Goal of the exercise
Return every record below exactly as written, omitting any pictures.

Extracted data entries
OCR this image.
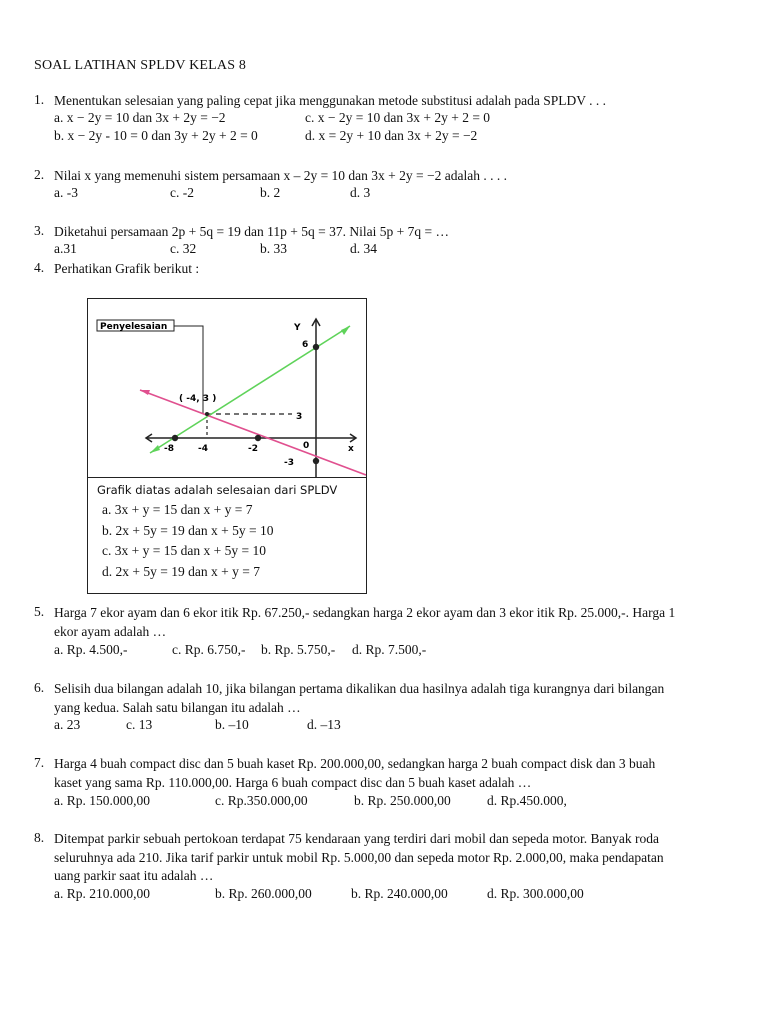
SOAL LATIHAN SPLDV KELAS 8
1. Menentukan selesaian yang paling cepat jika menggunakan metode substitusi adalah pada SPLDV . . .
a. x − 2y = 10 dan 3x + 2y = −2	c. x − 2y = 10 dan 3x + 2y + 2 = 0
b. x − 2y - 10 = 0 dan 3y + 2y + 2 = 0	d. x = 2y + 10 dan 3x + 2y = −2
2. Nilai x yang memenuhi sistem persamaan x – 2y = 10 dan 3x + 2y = −2 adalah . . . .
a. -3	c. -2	b. 2	d. 3
3. Diketahui persamaan 2p + 5q = 19 dan 11p + 5q = 37. Nilai 5p + 7q = …
a.31	c. 32	b. 33	d. 34
4. Perhatikan Grafik berikut :
Penyelesaian
( -4, 3 )
Y
6
3
0
-3
x
-8	-4	-2
Grafik diatas adalah selesaian dari SPLDV
a. 3x + y = 15 dan x + y = 7
b. 2x + 5y = 19 dan x + 5y = 10
c. 3x + y = 15 dan x + 5y = 10
d. 2x + 5y = 19 dan x + y = 7
5. Harga 7 ekor ayam dan 6 ekor itik Rp. 67.250,- sedangkan harga 2 ekor ayam dan 3 ekor itik Rp. 25.000,-. Harga 1
ekor ayam adalah …
a. Rp. 4.500,-	c. Rp. 6.750,- b. Rp. 5.750,- d. Rp. 7.500,-
6. Selisih dua bilangan adalah 10, jika bilangan pertama dikalikan dua hasilnya adalah tiga kurangnya dari bilangan
yang kedua. Salah satu bilangan itu adalah …
a. 23	c. 13	b. –10	d. –13
7. Harga 4 buah compact disc dan 5 buah kaset Rp. 200.000,00, sedangkan harga 2 buah compact disk dan 3 buah
kaset yang sama Rp. 110.000,00. Harga 6 buah compact disc dan 5 buah kaset adalah …
a. Rp. 150.000,00	c. Rp.350.000,00	b. Rp. 250.000,00	d. Rp.450.000,
8. Ditempat parkir sebuah pertokoan terdapat 75 kendaraan yang terdiri dari mobil dan sepeda motor. Banyak roda
seluruhnya ada 210. Jika tarif parkir untuk mobil Rp. 5.000,00 dan sepeda motor Rp. 2.000,00, maka pendapatan
uang parkir saat itu adalah …
a. Rp. 210.000,00	b. Rp. 260.000,00	b. Rp. 240.000,00	d. Rp. 300.000,00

Response for this exercise
OCR this image.
SOAL LATIHAN SPLDV KELAS 8
1. Menentukan selesaian yang paling cepat jika menggunakan metode substitusi adalah pada SPLDV . . .
a. x − 2y = 10 dan 3x + 2y = −2	c. x − 2y = 10 dan 3x + 2y + 2 = 0
b. x − 2y - 10 = 0 dan 3y + 2y + 2 = 0	d. x = 2y + 10 dan 3x + 2y = −2
2. Nilai x yang memenuhi sistem persamaan x – 2y = 10 dan 3x + 2y = −2 adalah . . . .
a. -3	c. -2	b. 2	d. 3
3. Diketahui persamaan 2p + 5q = 19 dan 11p + 5q = 37. Nilai 5p + 7q = …
a.31	c. 32	b. 33	d. 34
4. Perhatikan Grafik berikut :
Penyelesaian
( -4, 3 )
Y
6
3
0
-3
x
-8	-4	-2
Grafik diatas adalah selesaian dari SPLDV
a. 3x + y = 15 dan x + y = 7
b. 2x + 5y = 19 dan x + 5y = 10
c. 3x + y = 15 dan x + 5y = 10
d. 2x + 5y = 19 dan x + y = 7
5. Harga 7 ekor ayam dan 6 ekor itik Rp. 67.250,- sedangkan harga 2 ekor ayam dan 3 ekor itik Rp. 25.000,-. Harga 1
ekor ayam adalah …
a. Rp. 4.500,-	c. Rp. 6.750,- b. Rp. 5.750,- d. Rp. 7.500,-
6. Selisih dua bilangan adalah 10, jika bilangan pertama dikalikan dua hasilnya adalah tiga kurangnya dari bilangan
yang kedua. Salah satu bilangan itu adalah …
a. 23	c. 13	b. –10	d. –13
7. Harga 4 buah compact disc dan 5 buah kaset Rp. 200.000,00, sedangkan harga 2 buah compact disk dan 3 buah
kaset yang sama Rp. 110.000,00. Harga 6 buah compact disc dan 5 buah kaset adalah …
a. Rp. 150.000,00	c. Rp.350.000,00	b. Rp. 250.000,00	d. Rp.450.000,
8. Ditempat parkir sebuah pertokoan terdapat 75 kendaraan yang terdiri dari mobil dan sepeda motor. Banyak roda
seluruhnya ada 210. Jika tarif parkir untuk mobil Rp. 5.000,00 dan sepeda motor Rp. 2.000,00, maka pendapatan
uang parkir saat itu adalah …
a. Rp. 210.000,00	b. Rp. 260.000,00	b. Rp. 240.000,00	d. Rp. 300.000,00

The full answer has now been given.